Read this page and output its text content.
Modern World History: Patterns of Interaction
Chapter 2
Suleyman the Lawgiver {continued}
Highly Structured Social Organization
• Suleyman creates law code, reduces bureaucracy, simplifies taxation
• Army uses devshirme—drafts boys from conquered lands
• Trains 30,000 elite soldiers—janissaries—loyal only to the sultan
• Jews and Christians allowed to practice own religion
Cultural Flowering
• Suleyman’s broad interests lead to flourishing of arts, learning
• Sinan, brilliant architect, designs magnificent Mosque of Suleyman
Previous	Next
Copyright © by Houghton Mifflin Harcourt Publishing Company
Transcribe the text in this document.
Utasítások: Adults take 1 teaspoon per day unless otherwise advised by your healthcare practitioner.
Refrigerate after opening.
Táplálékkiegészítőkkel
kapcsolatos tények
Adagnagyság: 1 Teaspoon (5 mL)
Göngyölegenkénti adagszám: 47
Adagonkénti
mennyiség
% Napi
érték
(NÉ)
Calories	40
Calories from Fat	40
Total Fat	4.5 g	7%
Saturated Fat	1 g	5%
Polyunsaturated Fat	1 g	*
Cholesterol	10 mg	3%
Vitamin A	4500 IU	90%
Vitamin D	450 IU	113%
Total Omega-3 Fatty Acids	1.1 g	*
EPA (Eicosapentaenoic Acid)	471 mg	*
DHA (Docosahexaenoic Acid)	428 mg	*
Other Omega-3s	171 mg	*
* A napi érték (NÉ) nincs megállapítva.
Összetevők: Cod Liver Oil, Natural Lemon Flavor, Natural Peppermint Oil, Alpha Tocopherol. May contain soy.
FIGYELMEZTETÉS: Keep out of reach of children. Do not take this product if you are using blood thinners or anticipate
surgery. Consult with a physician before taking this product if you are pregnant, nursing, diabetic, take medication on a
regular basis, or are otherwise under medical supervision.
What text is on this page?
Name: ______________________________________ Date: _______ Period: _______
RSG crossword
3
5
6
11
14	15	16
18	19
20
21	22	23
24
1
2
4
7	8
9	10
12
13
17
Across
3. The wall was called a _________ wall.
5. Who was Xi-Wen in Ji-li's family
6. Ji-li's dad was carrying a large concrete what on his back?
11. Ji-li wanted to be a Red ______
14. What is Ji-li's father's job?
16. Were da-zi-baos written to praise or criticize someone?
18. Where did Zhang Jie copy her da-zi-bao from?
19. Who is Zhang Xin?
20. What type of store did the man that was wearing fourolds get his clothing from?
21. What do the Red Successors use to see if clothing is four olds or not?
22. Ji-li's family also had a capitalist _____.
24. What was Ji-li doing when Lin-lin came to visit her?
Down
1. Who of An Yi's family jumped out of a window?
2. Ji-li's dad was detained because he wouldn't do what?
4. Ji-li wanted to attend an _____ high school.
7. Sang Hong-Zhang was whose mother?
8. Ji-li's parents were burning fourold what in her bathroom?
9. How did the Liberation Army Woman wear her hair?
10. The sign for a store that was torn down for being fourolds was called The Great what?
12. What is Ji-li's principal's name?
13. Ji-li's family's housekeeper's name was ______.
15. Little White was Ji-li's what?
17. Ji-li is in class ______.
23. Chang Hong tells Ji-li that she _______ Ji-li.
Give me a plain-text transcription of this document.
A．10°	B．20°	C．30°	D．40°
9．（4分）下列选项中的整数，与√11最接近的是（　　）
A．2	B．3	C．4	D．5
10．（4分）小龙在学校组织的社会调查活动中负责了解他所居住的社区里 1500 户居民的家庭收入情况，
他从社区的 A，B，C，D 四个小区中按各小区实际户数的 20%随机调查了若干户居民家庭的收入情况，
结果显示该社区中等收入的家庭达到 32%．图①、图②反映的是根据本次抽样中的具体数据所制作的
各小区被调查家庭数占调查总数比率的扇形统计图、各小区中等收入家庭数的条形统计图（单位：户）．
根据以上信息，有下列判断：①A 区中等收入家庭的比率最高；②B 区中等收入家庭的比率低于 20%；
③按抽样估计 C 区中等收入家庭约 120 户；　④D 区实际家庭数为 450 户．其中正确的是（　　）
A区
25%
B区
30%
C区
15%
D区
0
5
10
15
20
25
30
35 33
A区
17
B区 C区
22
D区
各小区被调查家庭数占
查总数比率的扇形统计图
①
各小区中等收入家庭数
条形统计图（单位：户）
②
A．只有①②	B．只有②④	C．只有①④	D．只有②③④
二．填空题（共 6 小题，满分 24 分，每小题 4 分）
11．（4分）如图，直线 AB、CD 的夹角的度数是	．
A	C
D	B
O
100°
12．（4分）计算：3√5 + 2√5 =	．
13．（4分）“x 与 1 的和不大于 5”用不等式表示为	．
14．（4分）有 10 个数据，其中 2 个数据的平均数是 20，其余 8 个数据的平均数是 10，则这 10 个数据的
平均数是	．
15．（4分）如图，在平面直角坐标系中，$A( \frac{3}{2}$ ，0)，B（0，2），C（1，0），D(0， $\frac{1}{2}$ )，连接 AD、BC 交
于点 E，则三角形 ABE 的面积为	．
^^^^^^^^^^^^^^^^
**Challenge:** Copy out the material word for word and line for line.

**Reply:**
Read this page and output its text content.
Modern World History: Patterns of Interaction
Chapter 2
Suleyman the Lawgiver {continued}
Highly Structured Social Organization
• Suleyman creates law code, reduces bureaucracy, simplifies taxation
• Army uses devshirme—drafts boys from conquered lands
• Trains 30,000 elite soldiers—janissaries—loyal only to the sultan
• Jews and Christians allowed to practice own religion
Cultural Flowering
• Suleyman’s broad interests lead to flourishing of arts, learning
• Sinan, brilliant architect, designs magnificent Mosque of Suleyman
Previous	Next
Copyright © by Houghton Mifflin Harcourt Publishing Company
Transcribe the text in this document.
Utasítások: Adults take 1 teaspoon per day unless otherwise advised by your healthcare practitioner.
Refrigerate after opening.
Táplálékkiegészítőkkel
kapcsolatos tények
Adagnagyság: 1 Teaspoon (5 mL)
Göngyölegenkénti adagszám: 47
Adagonkénti
mennyiség
% Napi
érték
(NÉ)
Calories	40
Calories from Fat	40
Total Fat	4.5 g	7%
Saturated Fat	1 g	5%
Polyunsaturated Fat	1 g	*
Cholesterol	10 mg	3%
Vitamin A	4500 IU	90%
Vitamin D	450 IU	113%
Total Omega-3 Fatty Acids	1.1 g	*
EPA (Eicosapentaenoic Acid)	471 mg	*
DHA (Docosahexaenoic Acid)	428 mg	*
Other Omega-3s	171 mg	*
* A napi érték (NÉ) nincs megállapítva.
Összetevők: Cod Liver Oil, Natural Lemon Flavor, Natural Peppermint Oil, Alpha Tocopherol. May contain soy.
FIGYELMEZTETÉS: Keep out of reach of children. Do not take this product if you are using blood thinners or anticipate
surgery. Consult with a physician before taking this product if you are pregnant, nursing, diabetic, take medication on a
regular basis, or are otherwise under medical supervision.
What text is on this page?
Name: ______________________________________ Date: _______ Period: _______
RSG crossword
3
5
6
11
14	15	16
18	19
20
21	22	23
24
1
2
4
7	8
9	10
12
13
17
Across
3. The wall was called a _________ wall.
5. Who was Xi-Wen in Ji-li's family
6. Ji-li's dad was carrying a large concrete what on his back?
11. Ji-li wanted to be a Red ______
14. What is Ji-li's father's job?
16. Were da-zi-baos written to praise or criticize someone?
18. Where did Zhang Jie copy her da-zi-bao from?
19. Who is Zhang Xin?
20. What type of store did the man that was wearing fourolds get his clothing from?
21. What do the Red Successors use to see if clothing is four olds or not?
22. Ji-li's family also had a capitalist _____.
24. What was Ji-li doing when Lin-lin came to visit her?
Down
1. Who of An Yi's family jumped out of a window?
2. Ji-li's dad was detained because he wouldn't do what?
4. Ji-li wanted to attend an _____ high school.
7. Sang Hong-Zhang was whose mother?
8. Ji-li's parents were burning fourold what in her bathroom?
9. How did the Liberation Army Woman wear her hair?
10. The sign for a store that was torn down for being fourolds was called The Great what?
12. What is Ji-li's principal's name?
13. Ji-li's family's housekeeper's name was ______.
15. Little White was Ji-li's what?
17. Ji-li is in class ______.
23. Chang Hong tells Ji-li that she _______ Ji-li.
Give me a plain-text transcription of this document.
A．10°	B．20°	C．30°	D．40°
9．（4分）下列选项中的整数，与√11最接近的是（　　）
A．2	B．3	C．4	D．5
10．（4分）小龙在学校组织的社会调查活动中负责了解他所居住的社区里 1500 户居民的家庭收入情况，
他从社区的 A，B，C，D 四个小区中按各小区实际户数的 20%随机调查了若干户居民家庭的收入情况，
结果显示该社区中等收入的家庭达到 32%．图①、图②反映的是根据本次抽样中的具体数据所制作的
各小区被调查家庭数占调查总数比率的扇形统计图、各小区中等收入家庭数的条形统计图（单位：户）．
根据以上信息，有下列判断：①A 区中等收入家庭的比率最高；②B 区中等收入家庭的比率低于 20%；
③按抽样估计 C 区中等收入家庭约 120 户；　④D 区实际家庭数为 450 户．其中正确的是（　　）
A区
25%
B区
30%
C区
15%
D区
0
5
10
15
20
25
30
35 33
A区
17
B区 C区
22
D区
各小区被调查家庭数占
查总数比率的扇形统计图
①
各小区中等收入家庭数
条形统计图（单位：户）
②
A．只有①②	B．只有②④	C．只有①④	D．只有②③④
二．填空题（共 6 小题，满分 24 分，每小题 4 分）
11．（4分）如图，直线 AB、CD 的夹角的度数是	．
A	C
D	B
O
100°
12．（4分）计算：3√5 + 2√5 =	．
13．（4分）“x 与 1 的和不大于 5”用不等式表示为	．
14．（4分）有 10 个数据，其中 2 个数据的平均数是 20，其余 8 个数据的平均数是 10，则这 10 个数据的
平均数是	．
15．（4分）如图，在平面直角坐标系中，$A( \frac{3}{2}$ ，0)，B（0，2），C（1，0），D(0， $\frac{1}{2}$ )，连接 AD、BC 交
于点 E，则三角形 ABE 的面积为	．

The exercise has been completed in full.